(Collected data)

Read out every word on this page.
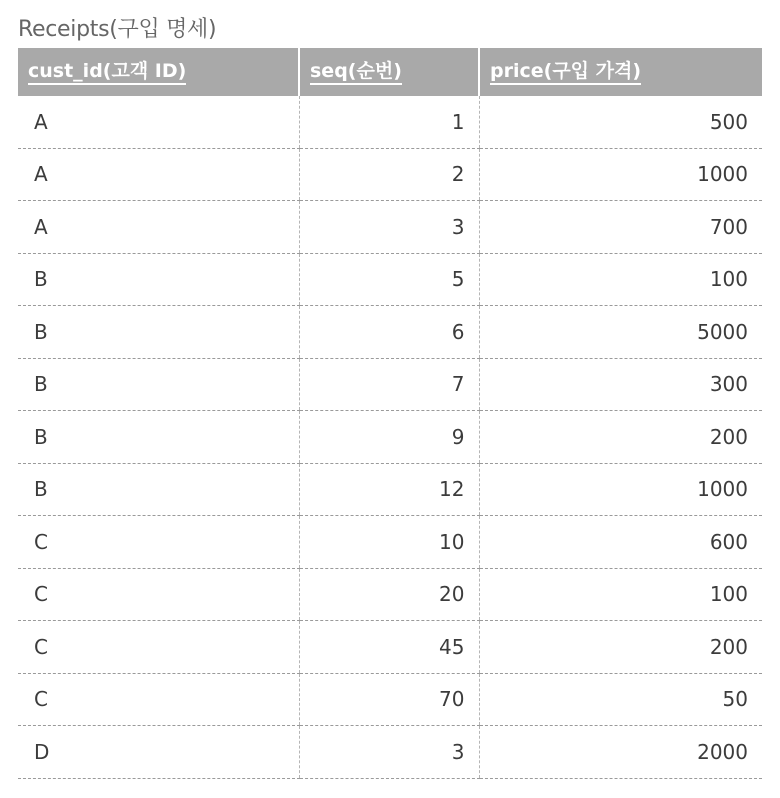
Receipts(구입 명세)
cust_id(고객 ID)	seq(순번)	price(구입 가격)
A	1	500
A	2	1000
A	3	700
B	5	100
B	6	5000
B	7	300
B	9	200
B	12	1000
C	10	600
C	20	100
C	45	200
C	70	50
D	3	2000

==

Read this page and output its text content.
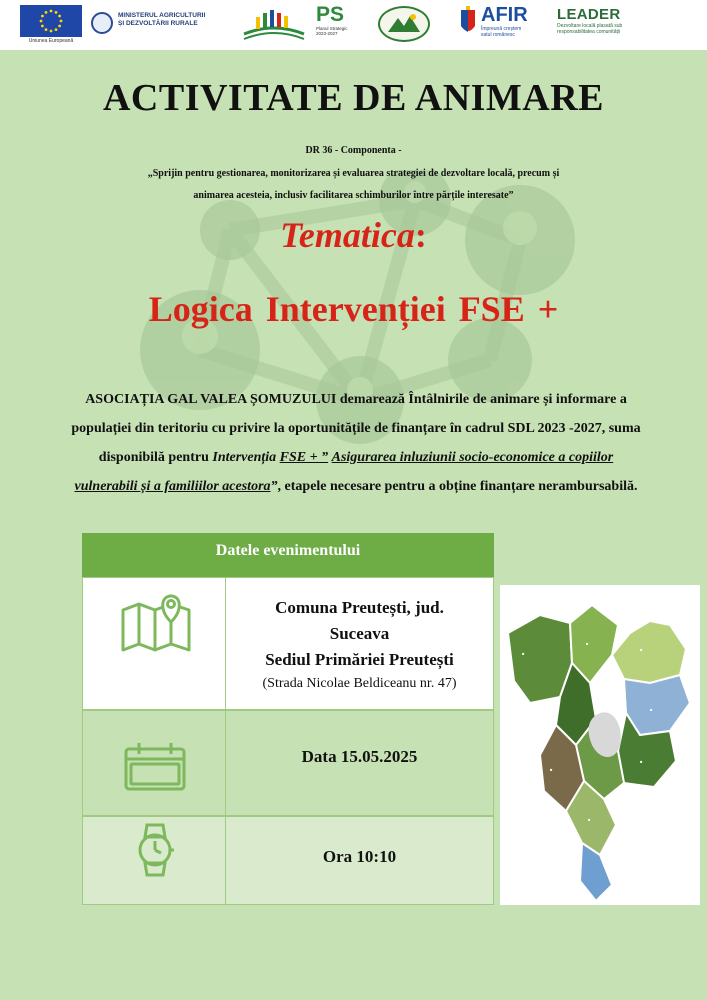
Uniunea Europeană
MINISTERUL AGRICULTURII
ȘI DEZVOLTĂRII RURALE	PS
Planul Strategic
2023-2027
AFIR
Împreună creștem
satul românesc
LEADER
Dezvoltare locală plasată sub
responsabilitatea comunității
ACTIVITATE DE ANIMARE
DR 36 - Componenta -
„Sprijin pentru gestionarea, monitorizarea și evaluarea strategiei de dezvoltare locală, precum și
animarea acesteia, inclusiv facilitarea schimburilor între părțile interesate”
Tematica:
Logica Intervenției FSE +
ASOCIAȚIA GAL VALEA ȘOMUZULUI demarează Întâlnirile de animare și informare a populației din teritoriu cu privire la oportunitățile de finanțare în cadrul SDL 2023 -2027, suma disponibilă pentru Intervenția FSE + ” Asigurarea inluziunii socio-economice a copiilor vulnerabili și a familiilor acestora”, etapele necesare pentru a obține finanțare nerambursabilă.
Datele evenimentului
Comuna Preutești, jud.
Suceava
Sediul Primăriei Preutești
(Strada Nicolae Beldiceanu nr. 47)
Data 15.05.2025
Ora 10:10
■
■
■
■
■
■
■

WORK TO BE COMPLETED: In the entries above, find each line with the word "pentru" and show it.

WRITTEN SOLUTION:
„Sprijin pentru gestionarea, monitorizarea și evaluarea strategiei de dezvoltare locală, precum și
ASOCIAȚIA GAL VALEA ȘOMUZULUI demarează Întâlnirile de animare și informare a populației din teritoriu cu privire la oportunitățile de finanțare în cadrul SDL 2023 -2027, suma disponibilă pentru Intervenția FSE + ” Asigurarea inluziunii socio-economice a copiilor vulnerabili și a familiilor acestora”, etapele necesare pentru a obține finanțare nerambursabilă.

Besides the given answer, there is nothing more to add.